- SHORT EXERCISE
Read the data and repeat all of it exactly.

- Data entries
■ ■ ■

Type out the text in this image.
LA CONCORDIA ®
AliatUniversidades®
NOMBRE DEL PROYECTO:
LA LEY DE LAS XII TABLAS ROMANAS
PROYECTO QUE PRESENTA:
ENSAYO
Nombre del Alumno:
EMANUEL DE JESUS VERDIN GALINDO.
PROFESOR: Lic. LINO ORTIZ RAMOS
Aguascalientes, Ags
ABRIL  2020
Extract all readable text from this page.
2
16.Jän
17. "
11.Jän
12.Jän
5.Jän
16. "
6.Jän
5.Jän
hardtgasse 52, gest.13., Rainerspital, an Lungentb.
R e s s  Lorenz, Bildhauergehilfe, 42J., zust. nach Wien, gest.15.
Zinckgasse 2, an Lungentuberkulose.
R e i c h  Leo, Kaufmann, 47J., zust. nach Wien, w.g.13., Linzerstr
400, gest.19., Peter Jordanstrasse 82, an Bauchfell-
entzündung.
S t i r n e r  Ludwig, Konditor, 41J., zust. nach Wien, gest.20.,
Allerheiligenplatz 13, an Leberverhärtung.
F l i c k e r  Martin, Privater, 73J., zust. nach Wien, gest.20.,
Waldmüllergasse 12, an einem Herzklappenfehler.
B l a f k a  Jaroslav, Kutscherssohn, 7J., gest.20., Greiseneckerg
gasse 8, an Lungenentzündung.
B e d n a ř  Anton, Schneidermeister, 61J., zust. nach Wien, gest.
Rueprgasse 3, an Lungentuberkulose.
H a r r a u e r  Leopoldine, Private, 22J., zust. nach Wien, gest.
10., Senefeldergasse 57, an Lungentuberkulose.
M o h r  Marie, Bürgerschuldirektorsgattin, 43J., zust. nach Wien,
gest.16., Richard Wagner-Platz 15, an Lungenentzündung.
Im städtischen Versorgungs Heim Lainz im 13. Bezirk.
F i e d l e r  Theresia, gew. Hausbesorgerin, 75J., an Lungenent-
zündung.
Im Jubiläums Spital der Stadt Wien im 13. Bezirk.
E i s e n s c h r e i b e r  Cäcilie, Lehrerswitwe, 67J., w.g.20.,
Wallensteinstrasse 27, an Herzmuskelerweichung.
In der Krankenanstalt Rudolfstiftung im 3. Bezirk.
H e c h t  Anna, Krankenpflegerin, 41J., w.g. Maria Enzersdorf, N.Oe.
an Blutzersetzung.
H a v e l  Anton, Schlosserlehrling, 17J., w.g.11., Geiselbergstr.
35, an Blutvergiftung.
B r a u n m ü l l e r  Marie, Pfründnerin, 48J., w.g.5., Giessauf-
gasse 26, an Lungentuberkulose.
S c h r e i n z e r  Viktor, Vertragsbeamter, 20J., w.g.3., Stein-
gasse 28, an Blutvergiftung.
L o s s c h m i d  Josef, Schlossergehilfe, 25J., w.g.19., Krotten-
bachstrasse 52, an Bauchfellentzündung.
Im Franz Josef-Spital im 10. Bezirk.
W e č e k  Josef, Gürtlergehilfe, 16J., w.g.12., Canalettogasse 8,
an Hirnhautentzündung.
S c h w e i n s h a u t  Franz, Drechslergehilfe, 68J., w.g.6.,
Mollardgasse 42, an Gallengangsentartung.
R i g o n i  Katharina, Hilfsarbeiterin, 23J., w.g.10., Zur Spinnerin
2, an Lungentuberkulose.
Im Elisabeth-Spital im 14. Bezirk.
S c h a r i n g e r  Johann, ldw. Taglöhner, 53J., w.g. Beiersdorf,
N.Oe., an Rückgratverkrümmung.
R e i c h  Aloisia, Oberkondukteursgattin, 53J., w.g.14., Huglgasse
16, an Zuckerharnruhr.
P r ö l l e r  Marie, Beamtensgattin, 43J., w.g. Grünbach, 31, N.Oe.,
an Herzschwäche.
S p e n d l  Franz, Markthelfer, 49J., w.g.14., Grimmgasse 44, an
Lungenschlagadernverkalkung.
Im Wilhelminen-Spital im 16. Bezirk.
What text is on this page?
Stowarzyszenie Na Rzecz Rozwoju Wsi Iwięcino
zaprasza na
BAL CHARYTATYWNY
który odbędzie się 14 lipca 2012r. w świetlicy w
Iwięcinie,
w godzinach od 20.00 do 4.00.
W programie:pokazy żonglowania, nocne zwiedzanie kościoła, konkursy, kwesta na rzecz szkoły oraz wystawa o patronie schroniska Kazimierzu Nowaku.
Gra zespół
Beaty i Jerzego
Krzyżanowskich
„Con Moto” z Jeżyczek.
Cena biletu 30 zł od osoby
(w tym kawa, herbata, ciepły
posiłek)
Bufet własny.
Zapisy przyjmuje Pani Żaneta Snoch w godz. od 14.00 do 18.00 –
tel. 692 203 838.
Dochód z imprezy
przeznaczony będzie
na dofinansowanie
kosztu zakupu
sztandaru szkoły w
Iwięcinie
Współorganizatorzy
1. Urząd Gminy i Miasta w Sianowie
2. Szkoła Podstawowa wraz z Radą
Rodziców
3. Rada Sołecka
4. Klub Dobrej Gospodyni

■ ■ ■

- RESPONSE TO THE TASK
Type out the text in this image.
LA CONCORDIA ®
AliatUniversidades®
NOMBRE DEL PROYECTO:
LA LEY DE LAS XII TABLAS ROMANAS
PROYECTO QUE PRESENTA:
ENSAYO
Nombre del Alumno:
EMANUEL DE JESUS VERDIN GALINDO.
PROFESOR: Lic. LINO ORTIZ RAMOS
Aguascalientes, Ags
ABRIL  2020
Extract all readable text from this page.
2
16.Jän
17. "
11.Jän
12.Jän
5.Jän
16. "
6.Jän
5.Jän
hardtgasse 52, gest.13., Rainerspital, an Lungentb.
R e s s  Lorenz, Bildhauergehilfe, 42J., zust. nach Wien, gest.15.
Zinckgasse 2, an Lungentuberkulose.
R e i c h  Leo, Kaufmann, 47J., zust. nach Wien, w.g.13., Linzerstr
400, gest.19., Peter Jordanstrasse 82, an Bauchfell-
entzündung.
S t i r n e r  Ludwig, Konditor, 41J., zust. nach Wien, gest.20.,
Allerheiligenplatz 13, an Leberverhärtung.
F l i c k e r  Martin, Privater, 73J., zust. nach Wien, gest.20.,
Waldmüllergasse 12, an einem Herzklappenfehler.
B l a f k a  Jaroslav, Kutscherssohn, 7J., gest.20., Greiseneckerg
gasse 8, an Lungenentzündung.
B e d n a ř  Anton, Schneidermeister, 61J., zust. nach Wien, gest.
Rueprgasse 3, an Lungentuberkulose.
H a r r a u e r  Leopoldine, Private, 22J., zust. nach Wien, gest.
10., Senefeldergasse 57, an Lungentuberkulose.
M o h r  Marie, Bürgerschuldirektorsgattin, 43J., zust. nach Wien,
gest.16., Richard Wagner-Platz 15, an Lungenentzündung.
Im städtischen Versorgungs Heim Lainz im 13. Bezirk.
F i e d l e r  Theresia, gew. Hausbesorgerin, 75J., an Lungenent-
zündung.
Im Jubiläums Spital der Stadt Wien im 13. Bezirk.
E i s e n s c h r e i b e r  Cäcilie, Lehrerswitwe, 67J., w.g.20.,
Wallensteinstrasse 27, an Herzmuskelerweichung.
In der Krankenanstalt Rudolfstiftung im 3. Bezirk.
H e c h t  Anna, Krankenpflegerin, 41J., w.g. Maria Enzersdorf, N.Oe.
an Blutzersetzung.
H a v e l  Anton, Schlosserlehrling, 17J., w.g.11., Geiselbergstr.
35, an Blutvergiftung.
B r a u n m ü l l e r  Marie, Pfründnerin, 48J., w.g.5., Giessauf-
gasse 26, an Lungentuberkulose.
S c h r e i n z e r  Viktor, Vertragsbeamter, 20J., w.g.3., Stein-
gasse 28, an Blutvergiftung.
L o s s c h m i d  Josef, Schlossergehilfe, 25J., w.g.19., Krotten-
bachstrasse 52, an Bauchfellentzündung.
Im Franz Josef-Spital im 10. Bezirk.
W e č e k  Josef, Gürtlergehilfe, 16J., w.g.12., Canalettogasse 8,
an Hirnhautentzündung.
S c h w e i n s h a u t  Franz, Drechslergehilfe, 68J., w.g.6.,
Mollardgasse 42, an Gallengangsentartung.
R i g o n i  Katharina, Hilfsarbeiterin, 23J., w.g.10., Zur Spinnerin
2, an Lungentuberkulose.
Im Elisabeth-Spital im 14. Bezirk.
S c h a r i n g e r  Johann, ldw. Taglöhner, 53J., w.g. Beiersdorf,
N.Oe., an Rückgratverkrümmung.
R e i c h  Aloisia, Oberkondukteursgattin, 53J., w.g.14., Huglgasse
16, an Zuckerharnruhr.
P r ö l l e r  Marie, Beamtensgattin, 43J., w.g. Grünbach, 31, N.Oe.,
an Herzschwäche.
S p e n d l  Franz, Markthelfer, 49J., w.g.14., Grimmgasse 44, an
Lungenschlagadernverkalkung.
Im Wilhelminen-Spital im 16. Bezirk.
What text is on this page?
Stowarzyszenie Na Rzecz Rozwoju Wsi Iwięcino
zaprasza na
BAL CHARYTATYWNY
który odbędzie się 14 lipca 2012r. w świetlicy w
Iwięcinie,
w godzinach od 20.00 do 4.00.
W programie:pokazy żonglowania, nocne zwiedzanie kościoła, konkursy, kwesta na rzecz szkoły oraz wystawa o patronie schroniska Kazimierzu Nowaku.
Gra zespół
Beaty i Jerzego
Krzyżanowskich
„Con Moto” z Jeżyczek.
Cena biletu 30 zł od osoby
(w tym kawa, herbata, ciepły
posiłek)
Bufet własny.
Zapisy przyjmuje Pani Żaneta Snoch w godz. od 14.00 do 18.00 –
tel. 692 203 838.
Dochód z imprezy
przeznaczony będzie
na dofinansowanie
kosztu zakupu
sztandaru szkoły w
Iwięcinie
Współorganizatorzy
1. Urząd Gminy i Miasta w Sianowie
2. Szkoła Podstawowa wraz z Radą
Rodziców
3. Rada Sołecka
4. Klub Dobrej Gospodyni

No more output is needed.